• Record list:
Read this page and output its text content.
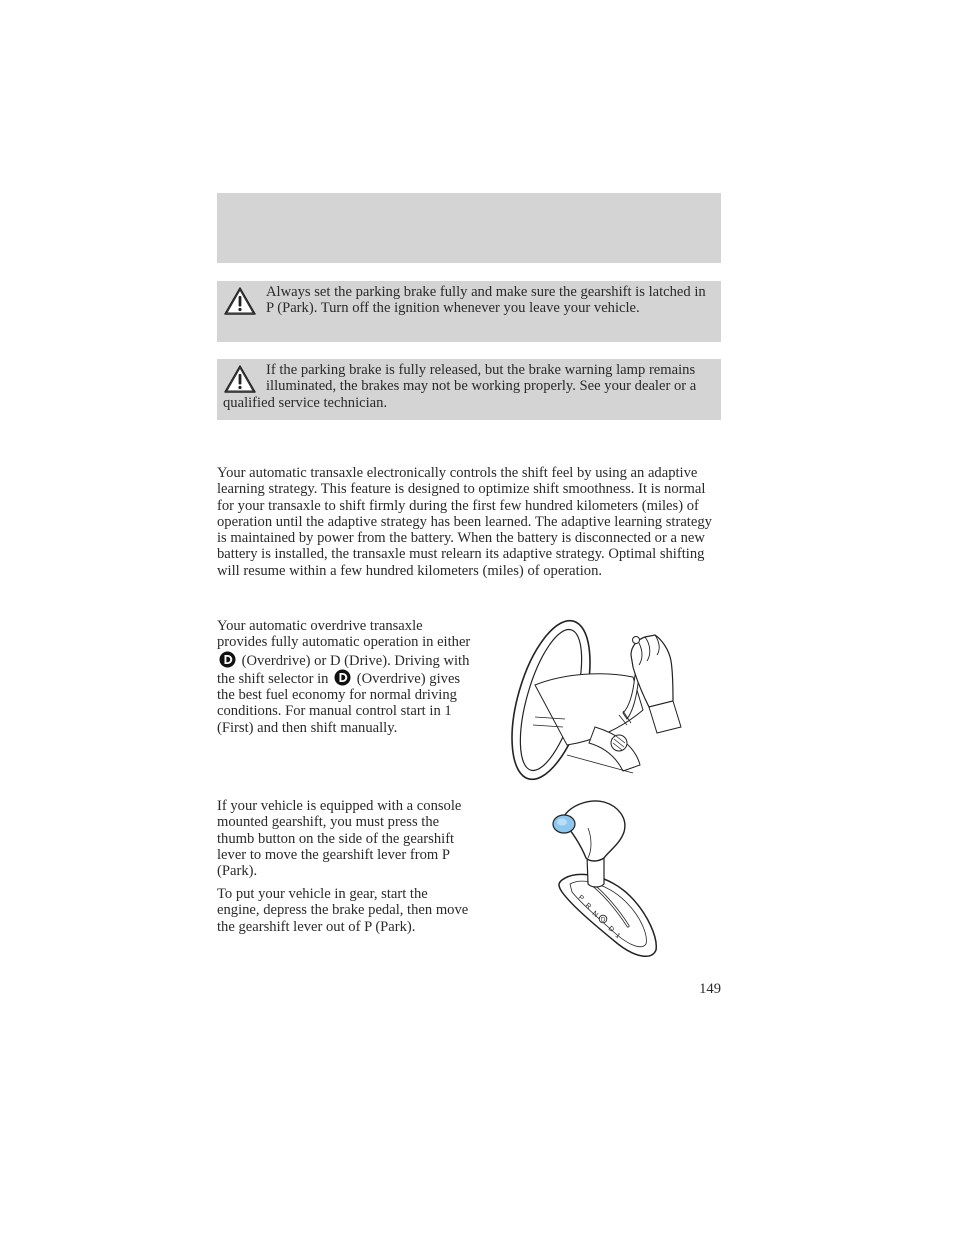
Always set the parking brake fully and make sure the gearshift is latched in P (Park). Turn off the ignition whenever you leave your vehicle.
If the parking brake is fully released, but the brake warning lamp remains illuminated, the brakes may not be working properly. See your dealer or a qualified service technician.

Your automatic transaxle electronically controls the shift feel by using an adaptive learning strategy. This feature is designed to optimize shift smoothness. It is normal for your transaxle to shift firmly during the first few hundred kilometers (miles) of operation until the adaptive strategy has been learned. The adaptive learning strategy is maintained by power from the battery. When the battery is disconnected or a new battery is installed, the transaxle must relearn its adaptive strategy. Optimal shifting will resume within a few hundred kilometers (miles) of operation.

Your automatic overdrive transaxle provides fully automatic operation in either  (Overdrive) or D (Drive). Driving with the shift selector in (Overdrive) gives the best fuel economy for normal driving conditions. For manual control start in 1 (First) and then shift manually.

If your vehicle is equipped with a console mounted gearshift, you must press the thumb button on the side of the gearshift lever to move the gearshift lever from P (Park).

To put your vehicle in gear, start the engine, depress the brake pedal, then move the gearshift lever out of P (Park).

P
R
N
D
D
1
149
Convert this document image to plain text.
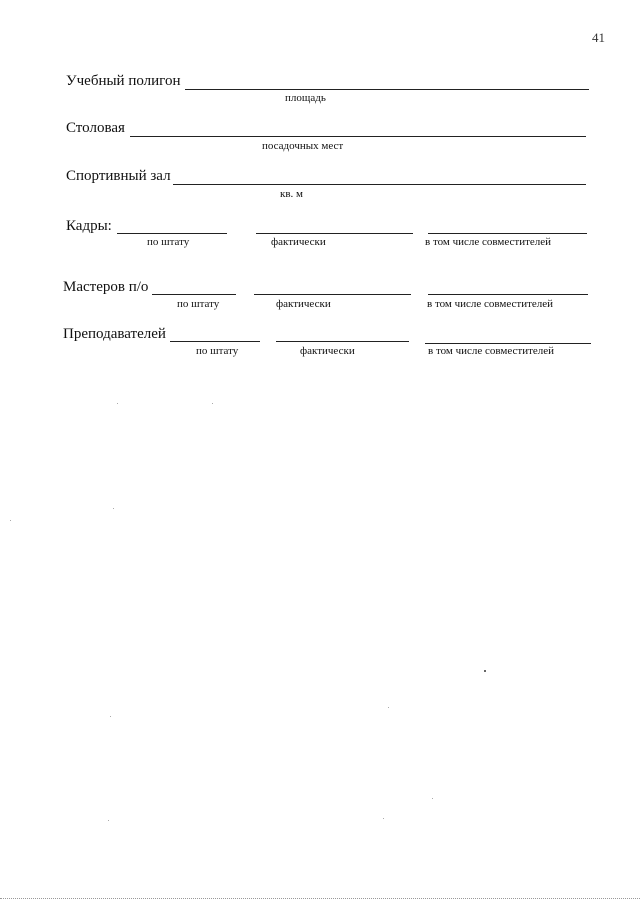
41
Учебный полигон
площадь
Столовая
посадочных мест
Спортивный зал
кв. м
Кадры:
по штату	фактически	в том числе совместителей
Мастеров п/о
по штату	фактически	в том числе совместителей
Преподавателей
по штату	фактически	в том числе совместителей
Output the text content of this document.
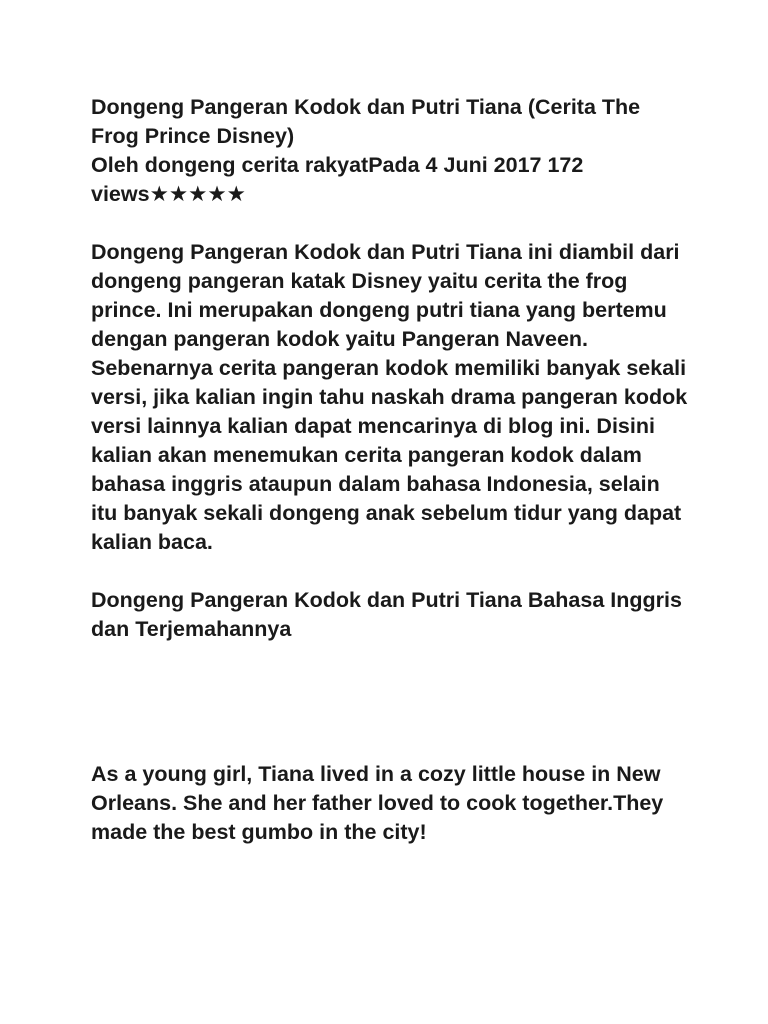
Dongeng Pangeran Kodok dan Putri Tiana (Cerita The Frog Prince Disney)
Oleh dongeng cerita rakyatPada 4 Juni 2017 172 views★★★★★

Dongeng Pangeran Kodok dan Putri Tiana ini diambil dari dongeng pangeran katak Disney yaitu cerita the frog prince. Ini merupakan dongeng putri tiana yang bertemu dengan pangeran kodok yaitu Pangeran Naveen. Sebenarnya cerita pangeran kodok memiliki banyak sekali versi, jika kalian ingin tahu naskah drama pangeran kodok versi lainnya kalian dapat mencarinya di blog ini. Disini kalian akan menemukan cerita pangeran kodok dalam bahasa inggris ataupun dalam bahasa Indonesia, selain itu banyak sekali dongeng anak sebelum tidur yang dapat kalian baca.

Dongeng Pangeran Kodok dan Putri Tiana Bahasa Inggris dan Terjemahannya

As a young girl, Tiana lived in a cozy little house in New Orleans. She and her father loved to cook together.They made the best gumbo in the city!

• Work to do: Leave the pictures out, and transcribe each of the records exactly.

• Result for this exercise:
Read this page and output its text content.
Always set the parking brake fully and make sure the gearshift is latched in P (Park). Turn off the ignition whenever you leave your vehicle.
If the parking brake is fully released, but the brake warning lamp remains illuminated, the brakes may not be working properly. See your dealer or a qualified service technician.

Your automatic transaxle electronically controls the shift feel by using an adaptive learning strategy. This feature is designed to optimize shift smoothness. It is normal for your transaxle to shift firmly during the first few hundred kilometers (miles) of operation until the adaptive strategy has been learned. The adaptive learning strategy is maintained by power from the battery. When the battery is disconnected or a new battery is installed, the transaxle must relearn its adaptive strategy. Optimal shifting will resume within a few hundred kilometers (miles) of operation.

Your automatic overdrive transaxle provides fully automatic operation in either  (Overdrive) or D (Drive). Driving with the shift selector in (Overdrive) gives the best fuel economy for normal driving conditions. For manual control start in 1 (First) and then shift manually.

If your vehicle is equipped with a console mounted gearshift, you must press the thumb button on the side of the gearshift lever to move the gearshift lever from P (Park).

To put your vehicle in gear, start the engine, depress the brake pedal, then move the gearshift lever out of P (Park).

P
R
N
D
D
1
149
Convert this document image to plain text.
41
Учебный полигон
площадь
Столовая
посадочных мест
Спортивный зал
кв. м
Кадры:
по штату	фактически	в том числе совместителей
Мастеров п/о
по штату	фактически	в том числе совместителей
Преподавателей
по штату	фактически	в том числе совместителей
Output the text content of this document.
Dongeng Pangeran Kodok dan Putri Tiana (Cerita The Frog Prince Disney)
Oleh dongeng cerita rakyatPada 4 Juni 2017 172 views★★★★★

Dongeng Pangeran Kodok dan Putri Tiana ini diambil dari dongeng pangeran katak Disney yaitu cerita the frog prince. Ini merupakan dongeng putri tiana yang bertemu dengan pangeran kodok yaitu Pangeran Naveen. Sebenarnya cerita pangeran kodok memiliki banyak sekali versi, jika kalian ingin tahu naskah drama pangeran kodok versi lainnya kalian dapat mencarinya di blog ini. Disini kalian akan menemukan cerita pangeran kodok dalam bahasa inggris ataupun dalam bahasa Indonesia, selain itu banyak sekali dongeng anak sebelum tidur yang dapat kalian baca.

Dongeng Pangeran Kodok dan Putri Tiana Bahasa Inggris dan Terjemahannya

As a young girl, Tiana lived in a cozy little house in New Orleans. She and her father loved to cook together.They made the best gumbo in the city!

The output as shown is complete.